Task goal =>
Retype every entry below without pictures.

Input =>
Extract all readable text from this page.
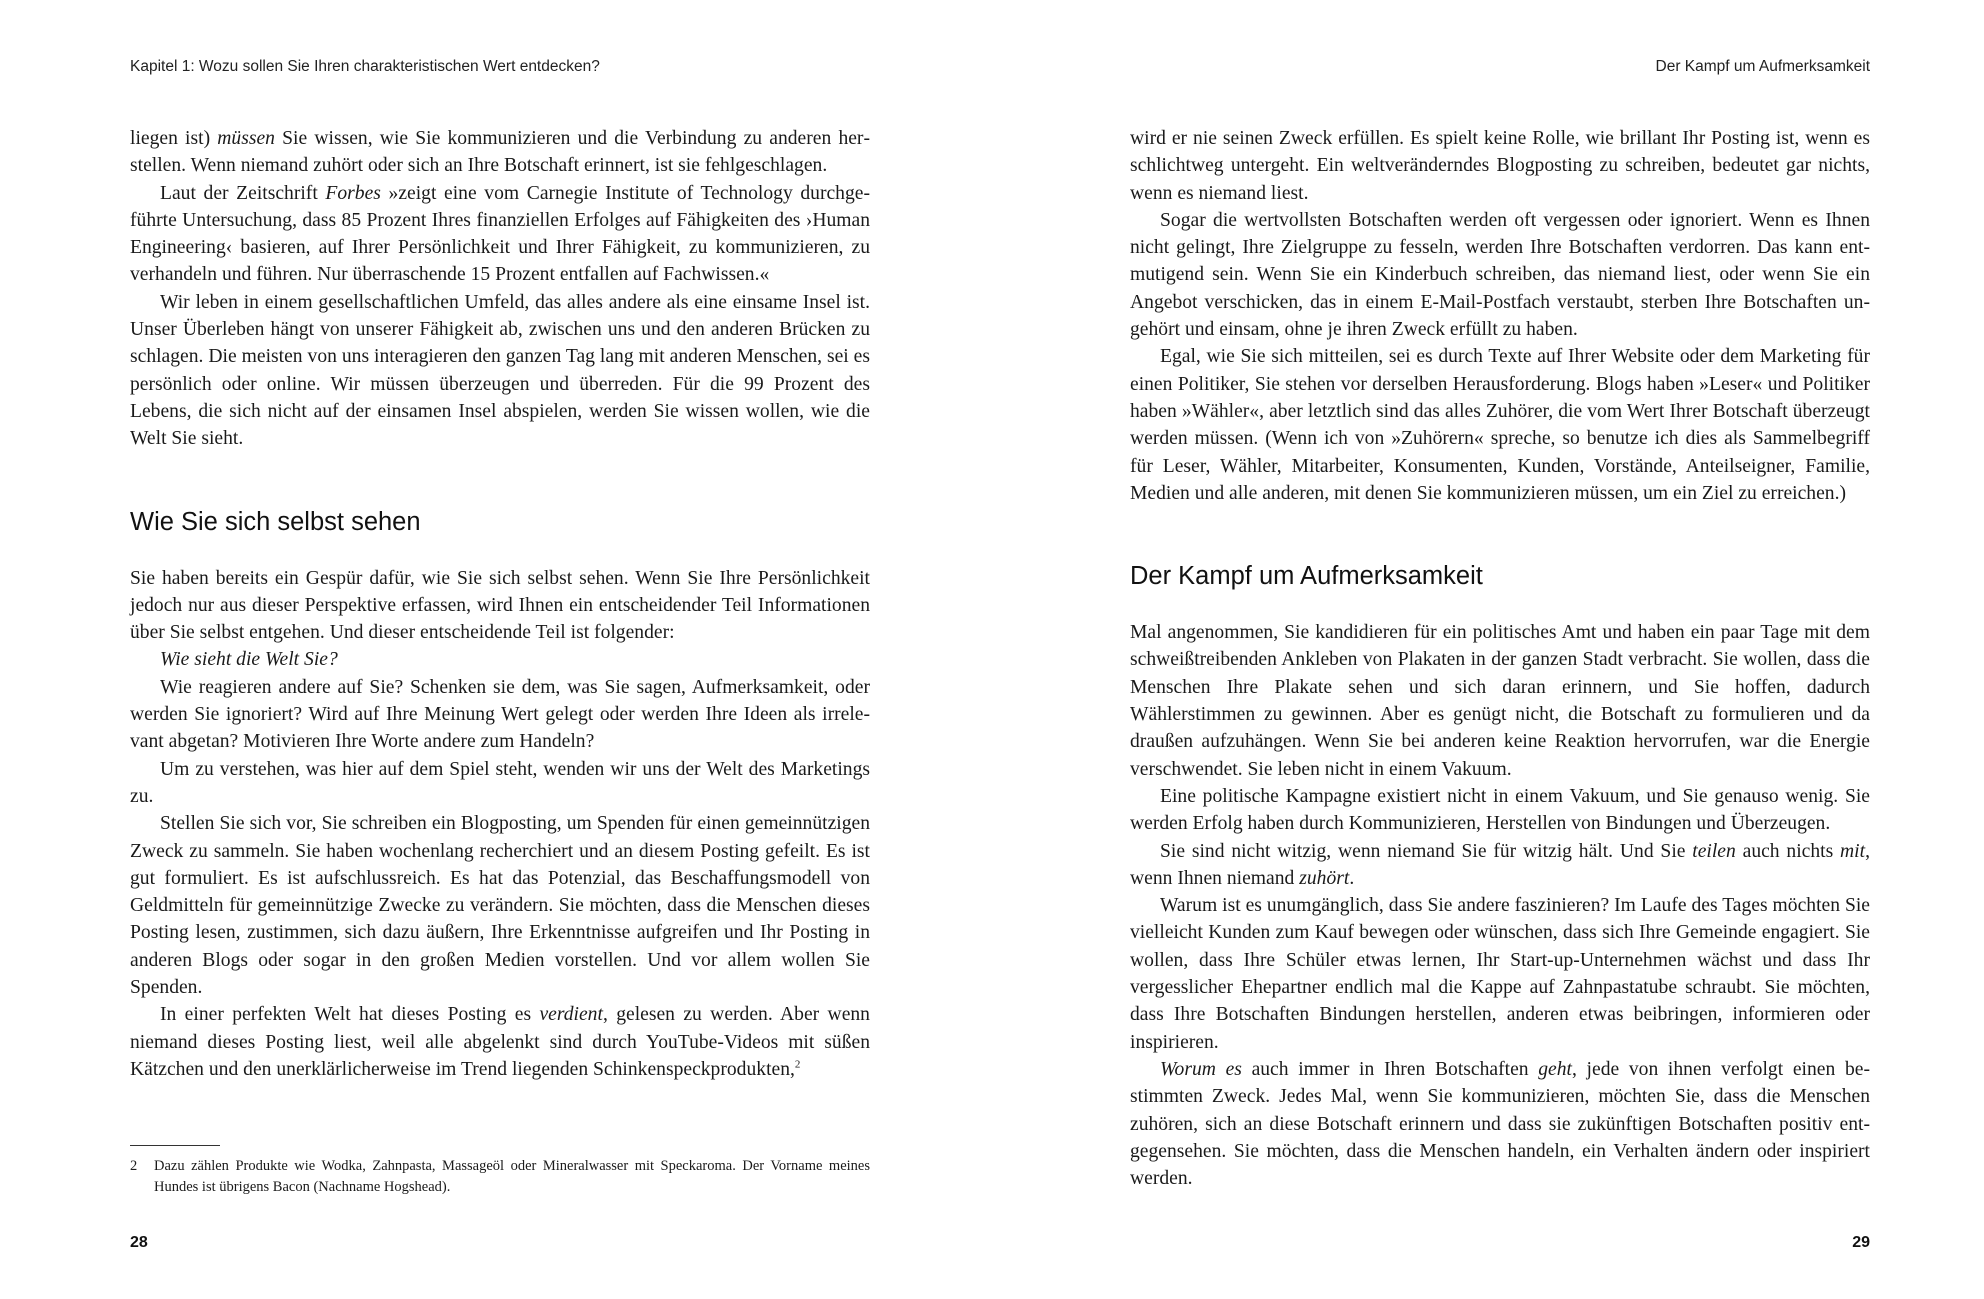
Kapitel 1: Wozu sollen Sie Ihren charakteristischen Wert entdecken?

liegen ist) müssen Sie wissen, wie Sie kommunizieren und die Verbindung zu anderen herstellen. Wenn niemand zuhört oder sich an Ihre Botschaft erinnert, ist sie fehlgeschlagen.

Laut der Zeitschrift Forbes »zeigt eine vom Carnegie Institute of Technology durchgeführte Untersuchung, dass 85 Prozent Ihres finanziellen Erfolges auf Fähigkeiten des ›Human Engineering‹ basieren, auf Ihrer Persönlichkeit und Ihrer Fähigkeit, zu kommunizieren, zu verhandeln und führen. Nur überraschende 15 Prozent entfallen auf Fachwissen.«

Wir leben in einem gesellschaftlichen Umfeld, das alles andere als eine einsame Insel ist. Unser Überleben hängt von unserer Fähigkeit ab, zwischen uns und den anderen Brücken zu schlagen. Die meisten von uns interagieren den ganzen Tag lang mit anderen Menschen, sei es persönlich oder online. Wir müssen überzeugen und überreden. Für die 99 Prozent des Lebens, die sich nicht auf der einsamen Insel abspielen, werden Sie wissen wollen, wie die Welt Sie sieht.

Wie Sie sich selbst sehen

Sie haben bereits ein Gespür dafür, wie Sie sich selbst sehen. Wenn Sie Ihre Persönlichkeit jedoch nur aus dieser Perspektive erfassen, wird Ihnen ein entscheidender Teil Informationen über Sie selbst entgehen. Und dieser entscheidende Teil ist folgender:

Wie sieht die Welt Sie?

Wie reagieren andere auf Sie? Schenken sie dem, was Sie sagen, Aufmerksamkeit, oder werden Sie ignoriert? Wird auf Ihre Meinung Wert gelegt oder werden Ihre Ideen als irrelevant abgetan? Motivieren Ihre Worte andere zum Handeln?

Um zu verstehen, was hier auf dem Spiel steht, wenden wir uns der Welt des Marketings zu.

Stellen Sie sich vor, Sie schreiben ein Blogposting, um Spenden für einen gemeinnützigen Zweck zu sammeln. Sie haben wochenlang recherchiert und an diesem Posting gefeilt. Es ist gut formuliert. Es ist aufschlussreich. Es hat das Potenzial, das Beschaffungsmodell von Geldmitteln für gemeinnützige Zwecke zu verändern. Sie möchten, dass die Menschen dieses Posting lesen, zustimmen, sich dazu äußern, Ihre Erkenntnisse aufgreifen und Ihr Posting in anderen Blogs oder sogar in den großen Medien vorstellen. Und vor allem wollen Sie Spenden.

In einer perfekten Welt hat dieses Posting es verdient, gelesen zu werden. Aber wenn niemand dieses Posting liest, weil alle abgelenkt sind durch YouTube-Videos mit süßen Kätzchen und den unerklärlicherweise im Trend liegenden Schinkenspeckprodukten,$^2$

2 Dazu zählen Produkte wie Wodka, Zahnpasta, Massageöl oder Mineralwasser mit Speckaroma. Der Vorname meines Hundes ist übrigens Bacon (Nachname Hogshead).
28
Der Kampf um Aufmerksamkeit

wird er nie seinen Zweck erfüllen. Es spielt keine Rolle, wie brillant Ihr Posting ist, wenn es schlichtweg untergeht. Ein weltveränderndes Blogposting zu schreiben, bedeutet gar nichts, wenn es niemand liest.

Sogar die wertvollsten Botschaften werden oft vergessen oder ignoriert. Wenn es Ihnen nicht gelingt, Ihre Zielgruppe zu fesseln, werden Ihre Botschaften verdorren. Das kann entmutigend sein. Wenn Sie ein Kinderbuch schreiben, das niemand liest, oder wenn Sie ein Angebot verschicken, das in einem E-Mail-Postfach verstaubt, sterben Ihre Botschaften ungehört und einsam, ohne je ihren Zweck erfüllt zu haben.

Egal, wie Sie sich mitteilen, sei es durch Texte auf Ihrer Website oder dem Marketing für einen Politiker, Sie stehen vor derselben Herausforderung. Blogs haben »Leser« und Politiker haben »Wähler«, aber letztlich sind das alles Zuhörer, die vom Wert Ihrer Botschaft überzeugt werden müssen. (Wenn ich von »Zuhörern« spreche, so benutze ich dies als Sammelbegriff für Leser, Wähler, Mitarbeiter, Konsumenten, Kunden, Vorstände, Anteilseigner, Familie, Medien und alle anderen, mit denen Sie kommunizieren müssen, um ein Ziel zu erreichen.)

Der Kampf um Aufmerksamkeit

Mal angenommen, Sie kandidieren für ein politisches Amt und haben ein paar Tage mit dem schweißtreibenden Ankleben von Plakaten in der ganzen Stadt verbracht. Sie wollen, dass die Menschen Ihre Plakate sehen und sich daran erinnern, und Sie hoffen, dadurch Wählerstimmen zu gewinnen. Aber es genügt nicht, die Botschaft zu formulieren und da draußen aufzuhängen. Wenn Sie bei anderen keine Reaktion hervorrufen, war die Energie verschwendet. Sie leben nicht in einem Vakuum.

Eine politische Kampagne existiert nicht in einem Vakuum, und Sie genauso wenig. Sie werden Erfolg haben durch Kommunizieren, Herstellen von Bindungen und Überzeugen.

Sie sind nicht witzig, wenn niemand Sie für witzig hält. Und Sie teilen auch nichts mit, wenn Ihnen niemand zuhört.

Warum ist es unumgänglich, dass Sie andere faszinieren? Im Laufe des Tages möchten Sie vielleicht Kunden zum Kauf bewegen oder wünschen, dass sich Ihre Gemeinde engagiert. Sie wollen, dass Ihre Schüler etwas lernen, Ihr Start-up-Unternehmen wächst und dass Ihr vergesslicher Ehepartner endlich mal die Kappe auf Zahnpastatube schraubt. Sie möchten, dass Ihre Botschaften Bindungen herstellen, anderen etwas beibringen, informieren oder inspirieren.

Worum es auch immer in Ihren Botschaften geht, jede von ihnen verfolgt einen bestimmten Zweck. Jedes Mal, wenn Sie kommunizieren, möchten Sie, dass die Menschen zuhören, sich an diese Botschaft erinnern und dass sie zukünftigen Botschaften positiv entgegensehen. Sie möchten, dass die Menschen handeln, ein Verhalten ändern oder inspiriert werden.

29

Answer for this exercise =>
Extract all readable text from this page.
Kapitel 1: Wozu sollen Sie Ihren charakteristischen Wert entdecken?

liegen ist) müssen Sie wissen, wie Sie kommunizieren und die Verbindung zu anderen herstellen. Wenn niemand zuhört oder sich an Ihre Botschaft erinnert, ist sie fehlgeschlagen.

Laut der Zeitschrift Forbes »zeigt eine vom Carnegie Institute of Technology durchgeführte Untersuchung, dass 85 Prozent Ihres finanziellen Erfolges auf Fähigkeiten des ›Human Engineering‹ basieren, auf Ihrer Persönlichkeit und Ihrer Fähigkeit, zu kommunizieren, zu verhandeln und führen. Nur überraschende 15 Prozent entfallen auf Fachwissen.«

Wir leben in einem gesellschaftlichen Umfeld, das alles andere als eine einsame Insel ist. Unser Überleben hängt von unserer Fähigkeit ab, zwischen uns und den anderen Brücken zu schlagen. Die meisten von uns interagieren den ganzen Tag lang mit anderen Menschen, sei es persönlich oder online. Wir müssen überzeugen und überreden. Für die 99 Prozent des Lebens, die sich nicht auf der einsamen Insel abspielen, werden Sie wissen wollen, wie die Welt Sie sieht.

Wie Sie sich selbst sehen

Sie haben bereits ein Gespür dafür, wie Sie sich selbst sehen. Wenn Sie Ihre Persönlichkeit jedoch nur aus dieser Perspektive erfassen, wird Ihnen ein entscheidender Teil Informationen über Sie selbst entgehen. Und dieser entscheidende Teil ist folgender:

Wie sieht die Welt Sie?

Wie reagieren andere auf Sie? Schenken sie dem, was Sie sagen, Aufmerksamkeit, oder werden Sie ignoriert? Wird auf Ihre Meinung Wert gelegt oder werden Ihre Ideen als irrelevant abgetan? Motivieren Ihre Worte andere zum Handeln?

Um zu verstehen, was hier auf dem Spiel steht, wenden wir uns der Welt des Marketings zu.

Stellen Sie sich vor, Sie schreiben ein Blogposting, um Spenden für einen gemeinnützigen Zweck zu sammeln. Sie haben wochenlang recherchiert und an diesem Posting gefeilt. Es ist gut formuliert. Es ist aufschlussreich. Es hat das Potenzial, das Beschaffungsmodell von Geldmitteln für gemeinnützige Zwecke zu verändern. Sie möchten, dass die Menschen dieses Posting lesen, zustimmen, sich dazu äußern, Ihre Erkenntnisse aufgreifen und Ihr Posting in anderen Blogs oder sogar in den großen Medien vorstellen. Und vor allem wollen Sie Spenden.

In einer perfekten Welt hat dieses Posting es verdient, gelesen zu werden. Aber wenn niemand dieses Posting liest, weil alle abgelenkt sind durch YouTube-Videos mit süßen Kätzchen und den unerklärlicherweise im Trend liegenden Schinkenspeckprodukten,$^2$

2 Dazu zählen Produkte wie Wodka, Zahnpasta, Massageöl oder Mineralwasser mit Speckaroma. Der Vorname meines Hundes ist übrigens Bacon (Nachname Hogshead).
28
Der Kampf um Aufmerksamkeit

wird er nie seinen Zweck erfüllen. Es spielt keine Rolle, wie brillant Ihr Posting ist, wenn es schlichtweg untergeht. Ein weltveränderndes Blogposting zu schreiben, bedeutet gar nichts, wenn es niemand liest.

Sogar die wertvollsten Botschaften werden oft vergessen oder ignoriert. Wenn es Ihnen nicht gelingt, Ihre Zielgruppe zu fesseln, werden Ihre Botschaften verdorren. Das kann entmutigend sein. Wenn Sie ein Kinderbuch schreiben, das niemand liest, oder wenn Sie ein Angebot verschicken, das in einem E-Mail-Postfach verstaubt, sterben Ihre Botschaften ungehört und einsam, ohne je ihren Zweck erfüllt zu haben.

Egal, wie Sie sich mitteilen, sei es durch Texte auf Ihrer Website oder dem Marketing für einen Politiker, Sie stehen vor derselben Herausforderung. Blogs haben »Leser« und Politiker haben »Wähler«, aber letztlich sind das alles Zuhörer, die vom Wert Ihrer Botschaft überzeugt werden müssen. (Wenn ich von »Zuhörern« spreche, so benutze ich dies als Sammelbegriff für Leser, Wähler, Mitarbeiter, Konsumenten, Kunden, Vorstände, Anteilseigner, Familie, Medien und alle anderen, mit denen Sie kommunizieren müssen, um ein Ziel zu erreichen.)

Der Kampf um Aufmerksamkeit

Mal angenommen, Sie kandidieren für ein politisches Amt und haben ein paar Tage mit dem schweißtreibenden Ankleben von Plakaten in der ganzen Stadt verbracht. Sie wollen, dass die Menschen Ihre Plakate sehen und sich daran erinnern, und Sie hoffen, dadurch Wählerstimmen zu gewinnen. Aber es genügt nicht, die Botschaft zu formulieren und da draußen aufzuhängen. Wenn Sie bei anderen keine Reaktion hervorrufen, war die Energie verschwendet. Sie leben nicht in einem Vakuum.

Eine politische Kampagne existiert nicht in einem Vakuum, und Sie genauso wenig. Sie werden Erfolg haben durch Kommunizieren, Herstellen von Bindungen und Überzeugen.

Sie sind nicht witzig, wenn niemand Sie für witzig hält. Und Sie teilen auch nichts mit, wenn Ihnen niemand zuhört.

Warum ist es unumgänglich, dass Sie andere faszinieren? Im Laufe des Tages möchten Sie vielleicht Kunden zum Kauf bewegen oder wünschen, dass sich Ihre Gemeinde engagiert. Sie wollen, dass Ihre Schüler etwas lernen, Ihr Start-up-Unternehmen wächst und dass Ihr vergesslicher Ehepartner endlich mal die Kappe auf Zahnpastatube schraubt. Sie möchten, dass Ihre Botschaften Bindungen herstellen, anderen etwas beibringen, informieren oder inspirieren.

Worum es auch immer in Ihren Botschaften geht, jede von ihnen verfolgt einen bestimmten Zweck. Jedes Mal, wenn Sie kommunizieren, möchten Sie, dass die Menschen zuhören, sich an diese Botschaft erinnern und dass sie zukünftigen Botschaften positiv entgegensehen. Sie möchten, dass die Menschen handeln, ein Verhalten ändern oder inspiriert werden.

29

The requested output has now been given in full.